[Records from a collection]

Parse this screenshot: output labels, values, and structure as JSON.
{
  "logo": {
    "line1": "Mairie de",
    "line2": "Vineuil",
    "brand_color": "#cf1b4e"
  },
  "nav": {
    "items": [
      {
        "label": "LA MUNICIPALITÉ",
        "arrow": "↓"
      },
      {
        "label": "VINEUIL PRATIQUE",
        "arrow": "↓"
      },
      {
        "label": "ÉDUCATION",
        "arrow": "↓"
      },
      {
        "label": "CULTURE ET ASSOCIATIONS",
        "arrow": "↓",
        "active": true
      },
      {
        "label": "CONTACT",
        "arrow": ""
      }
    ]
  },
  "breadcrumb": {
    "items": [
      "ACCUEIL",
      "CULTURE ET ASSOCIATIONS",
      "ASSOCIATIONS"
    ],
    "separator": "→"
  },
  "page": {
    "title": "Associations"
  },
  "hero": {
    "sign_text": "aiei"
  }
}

= Task to carry out =
The lines above should be duplicated exactly.

= Written response =
Parse this screenshot: output labels, values, and structure as JSON.
{
  "logo": {
    "line1": "Mairie de",
    "line2": "Vineuil",
    "brand_color": "#cf1b4e"
  },
  "nav": {
    "items": [
      {
        "label": "LA MUNICIPALITÉ",
        "arrow": "↓"
      },
      {
        "label": "VINEUIL PRATIQUE",
        "arrow": "↓"
      },
      {
        "label": "ÉDUCATION",
        "arrow": "↓"
      },
      {
        "label": "CULTURE ET ASSOCIATIONS",
        "arrow": "↓",
        "active": true
      },
      {
        "label": "CONTACT",
        "arrow": ""
      }
    ]
  },
  "breadcrumb": {
    "items": [
      "ACCUEIL",
      "CULTURE ET ASSOCIATIONS",
      "ASSOCIATIONS"
    ],
    "separator": "→"
  },
  "page": {
    "title": "Associations"
  },
  "hero": {
    "sign_text": "aiei"
  }
}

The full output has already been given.